*The request*
Transcribe all of the records precisely as they are presented.
__________________________________________________
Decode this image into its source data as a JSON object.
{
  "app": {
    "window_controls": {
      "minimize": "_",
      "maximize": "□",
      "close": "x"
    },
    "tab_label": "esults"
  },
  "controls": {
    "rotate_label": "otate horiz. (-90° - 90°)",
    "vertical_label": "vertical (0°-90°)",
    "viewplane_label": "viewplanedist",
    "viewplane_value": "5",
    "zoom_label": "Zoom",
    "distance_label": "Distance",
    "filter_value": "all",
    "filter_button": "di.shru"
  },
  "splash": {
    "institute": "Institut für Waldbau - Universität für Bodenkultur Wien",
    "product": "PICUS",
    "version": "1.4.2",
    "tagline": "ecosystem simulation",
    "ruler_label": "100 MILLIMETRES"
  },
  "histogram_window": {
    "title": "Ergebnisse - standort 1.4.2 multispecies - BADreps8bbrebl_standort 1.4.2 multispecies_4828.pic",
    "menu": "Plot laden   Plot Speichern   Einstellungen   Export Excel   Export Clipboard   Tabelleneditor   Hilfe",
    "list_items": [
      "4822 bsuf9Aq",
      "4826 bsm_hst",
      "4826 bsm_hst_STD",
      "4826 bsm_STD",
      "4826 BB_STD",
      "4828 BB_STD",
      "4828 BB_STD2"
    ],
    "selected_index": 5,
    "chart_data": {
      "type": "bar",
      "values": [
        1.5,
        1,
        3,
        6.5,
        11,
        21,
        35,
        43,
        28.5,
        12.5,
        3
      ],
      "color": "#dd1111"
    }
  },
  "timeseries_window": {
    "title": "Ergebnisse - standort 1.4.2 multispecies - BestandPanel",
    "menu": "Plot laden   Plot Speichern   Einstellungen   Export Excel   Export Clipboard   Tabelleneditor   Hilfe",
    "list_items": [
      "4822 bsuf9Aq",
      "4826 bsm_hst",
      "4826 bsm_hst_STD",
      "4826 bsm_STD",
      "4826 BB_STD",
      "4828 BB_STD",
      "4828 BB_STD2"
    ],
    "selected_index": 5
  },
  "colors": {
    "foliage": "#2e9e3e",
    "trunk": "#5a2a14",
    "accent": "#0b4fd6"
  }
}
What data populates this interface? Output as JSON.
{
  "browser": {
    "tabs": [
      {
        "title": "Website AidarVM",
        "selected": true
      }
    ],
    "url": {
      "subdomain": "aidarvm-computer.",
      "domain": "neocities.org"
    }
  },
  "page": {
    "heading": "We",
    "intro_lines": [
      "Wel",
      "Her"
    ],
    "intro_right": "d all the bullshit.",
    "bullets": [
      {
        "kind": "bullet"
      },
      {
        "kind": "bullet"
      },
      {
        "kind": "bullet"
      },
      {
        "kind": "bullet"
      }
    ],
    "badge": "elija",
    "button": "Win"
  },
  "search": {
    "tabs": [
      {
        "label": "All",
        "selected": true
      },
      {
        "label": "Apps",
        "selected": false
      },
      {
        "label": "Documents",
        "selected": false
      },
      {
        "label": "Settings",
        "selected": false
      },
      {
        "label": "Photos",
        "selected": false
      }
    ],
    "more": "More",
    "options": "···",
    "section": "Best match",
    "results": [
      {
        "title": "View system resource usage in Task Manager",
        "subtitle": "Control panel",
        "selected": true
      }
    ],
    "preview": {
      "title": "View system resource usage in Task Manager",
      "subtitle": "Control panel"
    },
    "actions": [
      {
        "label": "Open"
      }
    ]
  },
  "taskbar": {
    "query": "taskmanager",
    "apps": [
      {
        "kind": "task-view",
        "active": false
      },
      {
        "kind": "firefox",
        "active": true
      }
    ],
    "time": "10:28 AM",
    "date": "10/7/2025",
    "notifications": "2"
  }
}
__________________________________________________
*Output below*
Decode this image into its source data as a JSON object.
{
  "app": {
    "window_controls": {
      "minimize": "_",
      "maximize": "□",
      "close": "x"
    },
    "tab_label": "esults"
  },
  "controls": {
    "rotate_label": "otate horiz. (-90° - 90°)",
    "vertical_label": "vertical (0°-90°)",
    "viewplane_label": "viewplanedist",
    "viewplane_value": "5",
    "zoom_label": "Zoom",
    "distance_label": "Distance",
    "filter_value": "all",
    "filter_button": "di.shru"
  },
  "splash": {
    "institute": "Institut für Waldbau - Universität für Bodenkultur Wien",
    "product": "PICUS",
    "version": "1.4.2",
    "tagline": "ecosystem simulation",
    "ruler_label": "100 MILLIMETRES"
  },
  "histogram_window": {
    "title": "Ergebnisse - standort 1.4.2 multispecies - BADreps8bbrebl_standort 1.4.2 multispecies_4828.pic",
    "menu": "Plot laden   Plot Speichern   Einstellungen   Export Excel   Export Clipboard   Tabelleneditor   Hilfe",
    "list_items": [
      "4822 bsuf9Aq",
      "4826 bsm_hst",
      "4826 bsm_hst_STD",
      "4826 bsm_STD",
      "4826 BB_STD",
      "4828 BB_STD",
      "4828 BB_STD2"
    ],
    "selected_index": 5,
    "chart_data": {
      "type": "bar",
      "values": [
        1.5,
        1,
        3,
        6.5,
        11,
        21,
        35,
        43,
        28.5,
        12.5,
        3
      ],
      "color": "#dd1111"
    }
  },
  "timeseries_window": {
    "title": "Ergebnisse - standort 1.4.2 multispecies - BestandPanel",
    "menu": "Plot laden   Plot Speichern   Einstellungen   Export Excel   Export Clipboard   Tabelleneditor   Hilfe",
    "list_items": [
      "4822 bsuf9Aq",
      "4826 bsm_hst",
      "4826 bsm_hst_STD",
      "4826 bsm_STD",
      "4826 BB_STD",
      "4828 BB_STD",
      "4828 BB_STD2"
    ],
    "selected_index": 5
  },
  "colors": {
    "foliage": "#2e9e3e",
    "trunk": "#5a2a14",
    "accent": "#0b4fd6"
  }
}
What data populates this interface? Output as JSON.
{
  "browser": {
    "tabs": [
      {
        "title": "Website AidarVM",
        "selected": true
      }
    ],
    "url": {
      "subdomain": "aidarvm-computer.",
      "domain": "neocities.org"
    }
  },
  "page": {
    "heading": "We",
    "intro_lines": [
      "Wel",
      "Her"
    ],
    "intro_right": "d all the bullshit.",
    "bullets": [
      {
        "kind": "bullet"
      },
      {
        "kind": "bullet"
      },
      {
        "kind": "bullet"
      },
      {
        "kind": "bullet"
      }
    ],
    "badge": "elija",
    "button": "Win"
  },
  "search": {
    "tabs": [
      {
        "label": "All",
        "selected": true
      },
      {
        "label": "Apps",
        "selected": false
      },
      {
        "label": "Documents",
        "selected": false
      },
      {
        "label": "Settings",
        "selected": false
      },
      {
        "label": "Photos",
        "selected": false
      }
    ],
    "more": "More",
    "options": "···",
    "section": "Best match",
    "results": [
      {
        "title": "View system resource usage in Task Manager",
        "subtitle": "Control panel",
        "selected": true
      }
    ],
    "preview": {
      "title": "View system resource usage in Task Manager",
      "subtitle": "Control panel"
    },
    "actions": [
      {
        "label": "Open"
      }
    ]
  },
  "taskbar": {
    "query": "taskmanager",
    "apps": [
      {
        "kind": "task-view",
        "active": false
      },
      {
        "kind": "firefox",
        "active": true
      }
    ],
    "time": "10:28 AM",
    "date": "10/7/2025",
    "notifications": "2"
  }
}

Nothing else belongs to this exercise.